-- Start Data listing --
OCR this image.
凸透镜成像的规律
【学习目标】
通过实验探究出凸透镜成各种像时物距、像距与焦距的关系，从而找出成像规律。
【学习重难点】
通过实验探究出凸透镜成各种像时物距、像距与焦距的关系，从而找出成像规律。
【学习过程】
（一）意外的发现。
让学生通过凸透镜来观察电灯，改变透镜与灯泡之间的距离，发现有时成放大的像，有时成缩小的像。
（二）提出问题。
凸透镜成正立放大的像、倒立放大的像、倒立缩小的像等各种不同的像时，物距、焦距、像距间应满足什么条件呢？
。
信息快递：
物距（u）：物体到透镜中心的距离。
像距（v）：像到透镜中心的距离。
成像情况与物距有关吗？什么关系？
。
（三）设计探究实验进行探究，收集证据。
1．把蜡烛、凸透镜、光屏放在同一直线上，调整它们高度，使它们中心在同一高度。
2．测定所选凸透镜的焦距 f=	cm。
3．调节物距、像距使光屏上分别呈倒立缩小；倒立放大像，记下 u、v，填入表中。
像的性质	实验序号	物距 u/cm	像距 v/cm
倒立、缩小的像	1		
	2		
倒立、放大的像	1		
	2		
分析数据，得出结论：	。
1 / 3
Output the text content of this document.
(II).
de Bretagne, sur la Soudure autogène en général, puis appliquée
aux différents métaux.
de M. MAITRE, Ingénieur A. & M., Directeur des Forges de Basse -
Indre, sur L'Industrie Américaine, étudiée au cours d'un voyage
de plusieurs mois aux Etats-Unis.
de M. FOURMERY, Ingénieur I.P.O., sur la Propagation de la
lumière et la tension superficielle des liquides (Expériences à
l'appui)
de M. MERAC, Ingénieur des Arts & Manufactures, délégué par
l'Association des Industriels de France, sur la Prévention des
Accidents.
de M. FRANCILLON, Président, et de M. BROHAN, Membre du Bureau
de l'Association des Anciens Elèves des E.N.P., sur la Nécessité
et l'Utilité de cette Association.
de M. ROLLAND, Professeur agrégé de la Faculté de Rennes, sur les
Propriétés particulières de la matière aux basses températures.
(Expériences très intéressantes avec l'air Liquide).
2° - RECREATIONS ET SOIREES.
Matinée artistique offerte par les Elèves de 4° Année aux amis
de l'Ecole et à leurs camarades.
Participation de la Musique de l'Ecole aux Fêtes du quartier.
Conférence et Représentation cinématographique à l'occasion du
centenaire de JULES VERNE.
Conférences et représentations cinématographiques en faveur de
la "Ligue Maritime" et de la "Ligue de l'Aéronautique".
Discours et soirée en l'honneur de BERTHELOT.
-- End Data listing --
What this task involves. Reproduce the material in full, with no word added or dropped.

Task response.
OCR this image.
凸透镜成像的规律
【学习目标】
通过实验探究出凸透镜成各种像时物距、像距与焦距的关系，从而找出成像规律。
【学习重难点】
通过实验探究出凸透镜成各种像时物距、像距与焦距的关系，从而找出成像规律。
【学习过程】
（一）意外的发现。
让学生通过凸透镜来观察电灯，改变透镜与灯泡之间的距离，发现有时成放大的像，有时成缩小的像。
（二）提出问题。
凸透镜成正立放大的像、倒立放大的像、倒立缩小的像等各种不同的像时，物距、焦距、像距间应满足什么条件呢？
。
信息快递：
物距（u）：物体到透镜中心的距离。
像距（v）：像到透镜中心的距离。
成像情况与物距有关吗？什么关系？
。
（三）设计探究实验进行探究，收集证据。
1．把蜡烛、凸透镜、光屏放在同一直线上，调整它们高度，使它们中心在同一高度。
2．测定所选凸透镜的焦距 f=	cm。
3．调节物距、像距使光屏上分别呈倒立缩小；倒立放大像，记下 u、v，填入表中。
像的性质	实验序号	物距 u/cm	像距 v/cm
倒立、缩小的像	1		
	2		
倒立、放大的像	1		
	2		
分析数据，得出结论：	。
1 / 3
Output the text content of this document.
(II).
de Bretagne, sur la Soudure autogène en général, puis appliquée
aux différents métaux.
de M. MAITRE, Ingénieur A. & M., Directeur des Forges de Basse -
Indre, sur L'Industrie Américaine, étudiée au cours d'un voyage
de plusieurs mois aux Etats-Unis.
de M. FOURMERY, Ingénieur I.P.O., sur la Propagation de la
lumière et la tension superficielle des liquides (Expériences à
l'appui)
de M. MERAC, Ingénieur des Arts & Manufactures, délégué par
l'Association des Industriels de France, sur la Prévention des
Accidents.
de M. FRANCILLON, Président, et de M. BROHAN, Membre du Bureau
de l'Association des Anciens Elèves des E.N.P., sur la Nécessité
et l'Utilité de cette Association.
de M. ROLLAND, Professeur agrégé de la Faculté de Rennes, sur les
Propriétés particulières de la matière aux basses températures.
(Expériences très intéressantes avec l'air Liquide).
2° - RECREATIONS ET SOIREES.
Matinée artistique offerte par les Elèves de 4° Année aux amis
de l'Ecole et à leurs camarades.
Participation de la Musique de l'Ecole aux Fêtes du quartier.
Conférence et Représentation cinématographique à l'occasion du
centenaire de JULES VERNE.
Conférences et représentations cinématographiques en faveur de
la "Ligue Maritime" et de la "Ligue de l'Aéronautique".
Discours et soirée en l'honneur de BERTHELOT.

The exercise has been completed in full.